* [Data excerpts]:
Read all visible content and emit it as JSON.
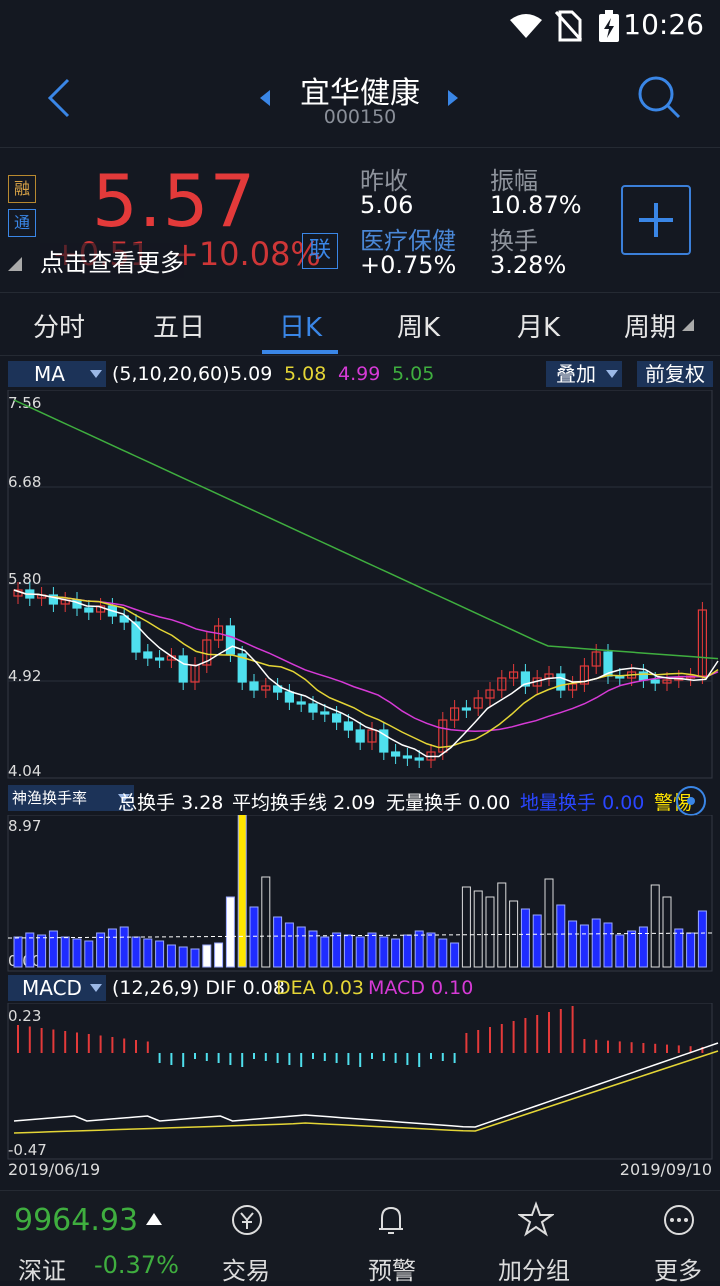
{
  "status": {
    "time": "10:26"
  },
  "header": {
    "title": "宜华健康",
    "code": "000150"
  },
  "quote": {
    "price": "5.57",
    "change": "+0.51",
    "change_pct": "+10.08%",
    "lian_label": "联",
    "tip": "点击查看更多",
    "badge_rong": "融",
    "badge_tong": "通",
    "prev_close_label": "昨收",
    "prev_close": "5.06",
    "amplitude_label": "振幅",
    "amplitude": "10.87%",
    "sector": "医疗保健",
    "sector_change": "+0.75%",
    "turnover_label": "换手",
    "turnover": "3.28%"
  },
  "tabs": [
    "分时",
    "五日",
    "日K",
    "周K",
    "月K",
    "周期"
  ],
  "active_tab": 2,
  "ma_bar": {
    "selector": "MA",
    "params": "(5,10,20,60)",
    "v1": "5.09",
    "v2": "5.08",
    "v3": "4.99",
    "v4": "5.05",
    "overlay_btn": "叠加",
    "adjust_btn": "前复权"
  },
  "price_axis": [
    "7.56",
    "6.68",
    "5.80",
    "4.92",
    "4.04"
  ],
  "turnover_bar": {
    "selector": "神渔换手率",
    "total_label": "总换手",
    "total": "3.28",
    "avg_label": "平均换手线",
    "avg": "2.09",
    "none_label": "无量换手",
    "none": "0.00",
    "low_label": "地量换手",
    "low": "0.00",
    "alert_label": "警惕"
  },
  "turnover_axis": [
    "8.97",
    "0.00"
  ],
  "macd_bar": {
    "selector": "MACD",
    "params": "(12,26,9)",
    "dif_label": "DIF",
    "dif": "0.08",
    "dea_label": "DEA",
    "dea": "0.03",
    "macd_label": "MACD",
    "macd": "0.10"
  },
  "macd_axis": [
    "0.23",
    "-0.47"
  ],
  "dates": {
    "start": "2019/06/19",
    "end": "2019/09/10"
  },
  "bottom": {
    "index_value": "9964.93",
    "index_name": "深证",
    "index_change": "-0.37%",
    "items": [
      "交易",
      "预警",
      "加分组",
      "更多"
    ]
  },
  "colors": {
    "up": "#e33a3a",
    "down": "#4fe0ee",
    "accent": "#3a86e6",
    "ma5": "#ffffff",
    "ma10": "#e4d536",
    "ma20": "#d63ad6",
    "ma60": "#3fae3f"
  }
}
==
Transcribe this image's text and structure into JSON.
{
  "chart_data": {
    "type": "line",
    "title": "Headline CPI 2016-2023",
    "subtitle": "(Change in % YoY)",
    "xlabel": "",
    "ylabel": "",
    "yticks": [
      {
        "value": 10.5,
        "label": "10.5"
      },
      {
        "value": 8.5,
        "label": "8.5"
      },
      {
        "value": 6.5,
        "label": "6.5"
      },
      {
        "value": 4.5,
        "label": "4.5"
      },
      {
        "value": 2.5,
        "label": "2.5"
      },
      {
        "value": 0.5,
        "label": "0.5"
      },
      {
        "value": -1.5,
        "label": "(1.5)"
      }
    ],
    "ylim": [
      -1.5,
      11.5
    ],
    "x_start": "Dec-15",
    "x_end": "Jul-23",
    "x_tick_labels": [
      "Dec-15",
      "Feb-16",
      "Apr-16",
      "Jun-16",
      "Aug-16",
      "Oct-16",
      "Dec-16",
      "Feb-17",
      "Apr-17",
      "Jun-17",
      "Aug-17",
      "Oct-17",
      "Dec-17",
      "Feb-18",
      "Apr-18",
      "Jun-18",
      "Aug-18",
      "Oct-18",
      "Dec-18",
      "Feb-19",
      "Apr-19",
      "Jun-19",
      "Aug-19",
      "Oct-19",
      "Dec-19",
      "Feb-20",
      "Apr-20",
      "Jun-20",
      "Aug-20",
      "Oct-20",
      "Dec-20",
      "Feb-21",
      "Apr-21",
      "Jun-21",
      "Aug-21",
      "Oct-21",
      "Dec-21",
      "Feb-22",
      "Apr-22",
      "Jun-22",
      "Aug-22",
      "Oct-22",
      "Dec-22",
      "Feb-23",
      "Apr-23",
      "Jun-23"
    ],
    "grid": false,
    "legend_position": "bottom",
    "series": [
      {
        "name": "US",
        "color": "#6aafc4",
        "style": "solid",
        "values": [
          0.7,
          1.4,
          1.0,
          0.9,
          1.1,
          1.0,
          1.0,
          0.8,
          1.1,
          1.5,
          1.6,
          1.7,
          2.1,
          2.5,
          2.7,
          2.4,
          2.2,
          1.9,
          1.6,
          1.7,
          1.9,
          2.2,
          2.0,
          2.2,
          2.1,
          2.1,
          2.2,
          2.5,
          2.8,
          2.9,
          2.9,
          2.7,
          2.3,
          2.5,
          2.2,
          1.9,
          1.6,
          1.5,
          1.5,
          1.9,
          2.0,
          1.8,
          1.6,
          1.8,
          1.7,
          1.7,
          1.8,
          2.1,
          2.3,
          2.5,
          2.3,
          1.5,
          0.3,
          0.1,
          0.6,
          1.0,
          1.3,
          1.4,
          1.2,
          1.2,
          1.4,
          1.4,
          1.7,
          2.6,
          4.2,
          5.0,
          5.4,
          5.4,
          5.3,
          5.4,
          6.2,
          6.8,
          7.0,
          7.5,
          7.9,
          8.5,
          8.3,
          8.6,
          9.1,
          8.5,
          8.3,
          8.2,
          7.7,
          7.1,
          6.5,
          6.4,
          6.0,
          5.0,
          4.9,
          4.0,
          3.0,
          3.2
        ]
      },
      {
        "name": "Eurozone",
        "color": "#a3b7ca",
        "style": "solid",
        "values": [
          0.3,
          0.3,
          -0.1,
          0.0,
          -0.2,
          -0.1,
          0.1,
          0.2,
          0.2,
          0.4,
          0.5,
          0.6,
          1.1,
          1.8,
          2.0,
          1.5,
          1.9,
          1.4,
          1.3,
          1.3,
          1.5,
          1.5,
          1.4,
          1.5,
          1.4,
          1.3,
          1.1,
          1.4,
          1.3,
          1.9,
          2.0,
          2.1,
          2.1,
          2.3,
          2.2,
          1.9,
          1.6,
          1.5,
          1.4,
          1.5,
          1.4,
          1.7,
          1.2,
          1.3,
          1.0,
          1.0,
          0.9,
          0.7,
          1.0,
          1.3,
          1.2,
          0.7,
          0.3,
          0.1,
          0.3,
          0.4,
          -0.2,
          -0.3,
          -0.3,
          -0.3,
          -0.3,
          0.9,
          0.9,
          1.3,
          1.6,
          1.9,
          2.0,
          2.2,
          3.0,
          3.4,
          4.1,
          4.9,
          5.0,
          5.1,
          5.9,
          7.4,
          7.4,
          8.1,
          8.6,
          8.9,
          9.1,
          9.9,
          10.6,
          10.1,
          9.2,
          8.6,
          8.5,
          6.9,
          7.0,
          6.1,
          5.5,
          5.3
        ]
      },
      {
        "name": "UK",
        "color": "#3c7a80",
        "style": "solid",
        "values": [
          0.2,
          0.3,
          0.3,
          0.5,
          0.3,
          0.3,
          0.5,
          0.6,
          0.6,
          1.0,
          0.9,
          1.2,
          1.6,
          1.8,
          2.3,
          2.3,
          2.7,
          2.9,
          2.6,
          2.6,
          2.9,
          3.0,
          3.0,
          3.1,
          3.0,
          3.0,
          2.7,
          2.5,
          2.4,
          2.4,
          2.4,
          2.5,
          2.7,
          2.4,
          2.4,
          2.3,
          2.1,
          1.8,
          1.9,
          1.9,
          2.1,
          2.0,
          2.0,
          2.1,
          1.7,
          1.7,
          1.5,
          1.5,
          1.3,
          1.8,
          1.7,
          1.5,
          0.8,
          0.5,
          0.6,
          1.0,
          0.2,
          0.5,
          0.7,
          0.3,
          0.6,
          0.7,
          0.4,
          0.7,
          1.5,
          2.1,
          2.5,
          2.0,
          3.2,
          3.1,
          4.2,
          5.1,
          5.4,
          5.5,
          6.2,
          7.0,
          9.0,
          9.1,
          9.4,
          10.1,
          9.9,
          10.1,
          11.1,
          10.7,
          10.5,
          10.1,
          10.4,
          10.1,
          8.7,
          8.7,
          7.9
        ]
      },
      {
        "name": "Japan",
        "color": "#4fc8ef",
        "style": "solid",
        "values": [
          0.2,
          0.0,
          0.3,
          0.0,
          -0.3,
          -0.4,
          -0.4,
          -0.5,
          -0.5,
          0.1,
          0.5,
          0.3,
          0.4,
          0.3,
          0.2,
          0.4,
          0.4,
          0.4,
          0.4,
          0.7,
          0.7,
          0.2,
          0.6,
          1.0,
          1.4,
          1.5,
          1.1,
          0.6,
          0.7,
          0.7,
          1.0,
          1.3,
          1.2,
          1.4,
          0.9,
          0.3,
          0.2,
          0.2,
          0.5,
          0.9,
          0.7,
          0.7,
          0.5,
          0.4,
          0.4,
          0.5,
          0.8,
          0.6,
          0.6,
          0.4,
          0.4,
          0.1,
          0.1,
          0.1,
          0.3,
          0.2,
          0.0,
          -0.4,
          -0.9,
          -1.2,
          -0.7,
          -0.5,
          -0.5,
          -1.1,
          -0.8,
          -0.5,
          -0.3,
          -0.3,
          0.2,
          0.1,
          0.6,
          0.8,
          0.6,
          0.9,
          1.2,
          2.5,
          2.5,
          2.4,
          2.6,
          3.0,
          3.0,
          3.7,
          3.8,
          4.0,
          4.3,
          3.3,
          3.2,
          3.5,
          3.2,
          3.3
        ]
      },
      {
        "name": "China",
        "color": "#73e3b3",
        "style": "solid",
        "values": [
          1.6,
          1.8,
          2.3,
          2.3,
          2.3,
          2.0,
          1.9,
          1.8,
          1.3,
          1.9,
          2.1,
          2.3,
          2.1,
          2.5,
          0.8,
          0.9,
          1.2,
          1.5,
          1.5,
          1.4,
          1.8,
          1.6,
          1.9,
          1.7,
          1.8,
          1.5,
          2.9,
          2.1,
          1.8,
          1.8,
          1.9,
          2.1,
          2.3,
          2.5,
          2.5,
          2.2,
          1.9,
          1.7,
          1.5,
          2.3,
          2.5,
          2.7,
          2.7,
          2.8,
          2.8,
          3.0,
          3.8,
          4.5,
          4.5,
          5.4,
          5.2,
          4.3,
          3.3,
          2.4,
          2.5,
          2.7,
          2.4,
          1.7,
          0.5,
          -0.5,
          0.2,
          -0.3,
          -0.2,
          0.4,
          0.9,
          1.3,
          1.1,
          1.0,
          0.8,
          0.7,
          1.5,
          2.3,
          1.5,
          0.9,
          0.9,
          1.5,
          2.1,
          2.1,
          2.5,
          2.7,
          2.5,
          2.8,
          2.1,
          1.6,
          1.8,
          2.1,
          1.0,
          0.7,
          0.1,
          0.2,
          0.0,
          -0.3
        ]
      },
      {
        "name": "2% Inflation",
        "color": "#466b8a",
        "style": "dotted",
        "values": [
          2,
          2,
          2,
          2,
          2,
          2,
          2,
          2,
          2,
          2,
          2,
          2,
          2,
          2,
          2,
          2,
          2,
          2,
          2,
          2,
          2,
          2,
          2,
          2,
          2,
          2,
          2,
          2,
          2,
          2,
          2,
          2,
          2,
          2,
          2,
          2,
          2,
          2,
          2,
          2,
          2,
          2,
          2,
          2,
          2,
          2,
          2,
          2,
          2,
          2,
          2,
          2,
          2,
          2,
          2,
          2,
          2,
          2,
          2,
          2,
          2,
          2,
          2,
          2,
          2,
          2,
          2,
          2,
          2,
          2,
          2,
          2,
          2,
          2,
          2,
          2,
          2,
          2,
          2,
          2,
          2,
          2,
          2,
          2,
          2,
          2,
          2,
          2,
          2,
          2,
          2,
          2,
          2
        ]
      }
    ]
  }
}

* [What is needed]: Copy out every line from the data above that has "JSON" in it.

* [Reply to the exercise]:
Read all visible content and emit it as JSON.
Transcribe this image's text and structure into JSON.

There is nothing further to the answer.